━━━━━ Data provided

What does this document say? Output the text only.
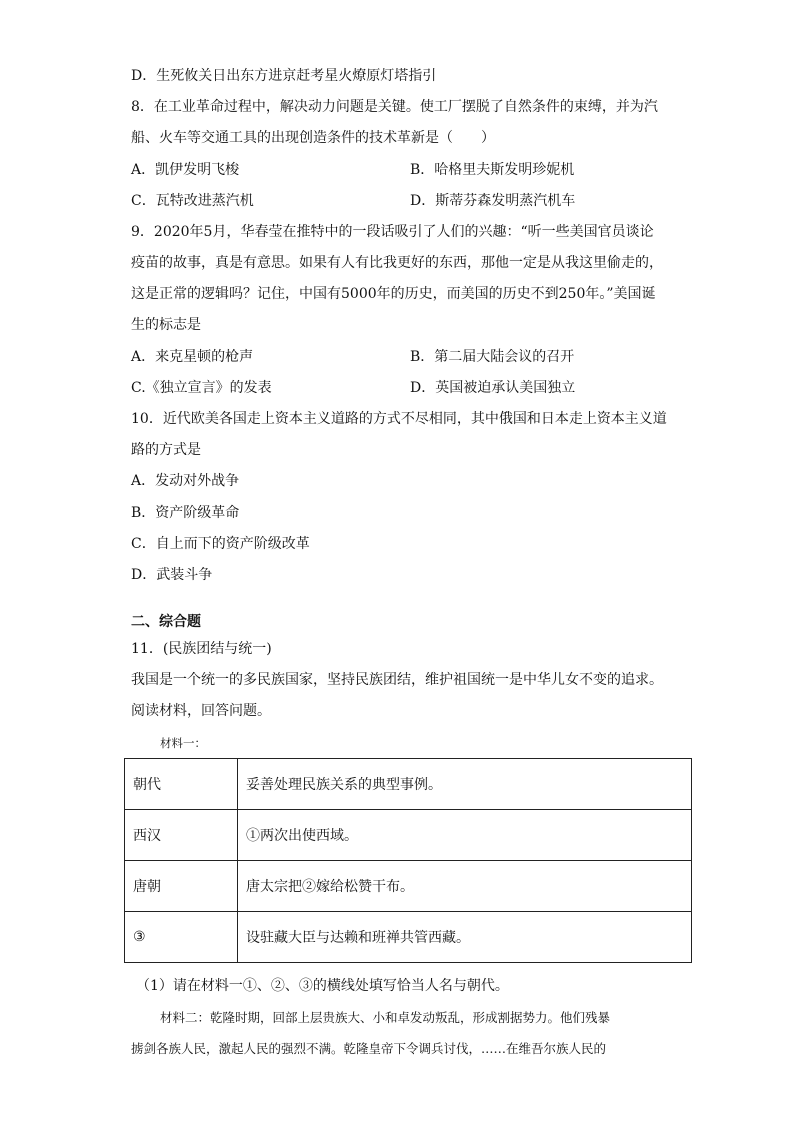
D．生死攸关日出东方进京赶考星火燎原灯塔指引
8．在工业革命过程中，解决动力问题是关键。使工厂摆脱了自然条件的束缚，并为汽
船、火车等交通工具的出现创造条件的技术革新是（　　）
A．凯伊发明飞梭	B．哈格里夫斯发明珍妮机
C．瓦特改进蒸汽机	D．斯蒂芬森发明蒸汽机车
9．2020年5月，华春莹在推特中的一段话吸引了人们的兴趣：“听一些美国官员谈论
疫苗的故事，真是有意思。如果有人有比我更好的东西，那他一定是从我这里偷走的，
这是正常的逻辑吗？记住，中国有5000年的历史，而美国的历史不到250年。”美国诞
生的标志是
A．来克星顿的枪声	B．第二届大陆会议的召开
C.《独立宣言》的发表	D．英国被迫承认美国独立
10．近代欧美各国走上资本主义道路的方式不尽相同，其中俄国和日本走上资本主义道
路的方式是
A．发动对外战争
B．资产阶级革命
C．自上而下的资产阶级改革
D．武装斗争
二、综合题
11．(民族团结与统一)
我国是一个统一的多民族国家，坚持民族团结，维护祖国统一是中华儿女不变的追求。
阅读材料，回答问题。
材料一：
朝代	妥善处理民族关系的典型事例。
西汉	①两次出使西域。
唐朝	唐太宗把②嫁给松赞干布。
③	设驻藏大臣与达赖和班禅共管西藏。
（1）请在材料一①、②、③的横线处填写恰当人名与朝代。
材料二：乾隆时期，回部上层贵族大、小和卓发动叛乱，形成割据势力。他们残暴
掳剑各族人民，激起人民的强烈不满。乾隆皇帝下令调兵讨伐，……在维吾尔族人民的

━━━━━━━━━━

Given instruction ▸
Each entry shown above must be quoted exactly, with its pictures left out.

Answer to the exercise ▸
What does this document say? Output the text only.
D．生死攸关日出东方进京赶考星火燎原灯塔指引
8．在工业革命过程中，解决动力问题是关键。使工厂摆脱了自然条件的束缚，并为汽
船、火车等交通工具的出现创造条件的技术革新是（　　）
A．凯伊发明飞梭	B．哈格里夫斯发明珍妮机
C．瓦特改进蒸汽机	D．斯蒂芬森发明蒸汽机车
9．2020年5月，华春莹在推特中的一段话吸引了人们的兴趣：“听一些美国官员谈论
疫苗的故事，真是有意思。如果有人有比我更好的东西，那他一定是从我这里偷走的，
这是正常的逻辑吗？记住，中国有5000年的历史，而美国的历史不到250年。”美国诞
生的标志是
A．来克星顿的枪声	B．第二届大陆会议的召开
C.《独立宣言》的发表	D．英国被迫承认美国独立
10．近代欧美各国走上资本主义道路的方式不尽相同，其中俄国和日本走上资本主义道
路的方式是
A．发动对外战争
B．资产阶级革命
C．自上而下的资产阶级改革
D．武装斗争
二、综合题
11．(民族团结与统一)
我国是一个统一的多民族国家，坚持民族团结，维护祖国统一是中华儿女不变的追求。
阅读材料，回答问题。
材料一：
朝代	妥善处理民族关系的典型事例。
西汉	①两次出使西域。
唐朝	唐太宗把②嫁给松赞干布。
③	设驻藏大臣与达赖和班禅共管西藏。
（1）请在材料一①、②、③的横线处填写恰当人名与朝代。
材料二：乾隆时期，回部上层贵族大、小和卓发动叛乱，形成割据势力。他们残暴
掳剑各族人民，激起人民的强烈不满。乾隆皇帝下令调兵讨伐，……在维吾尔族人民的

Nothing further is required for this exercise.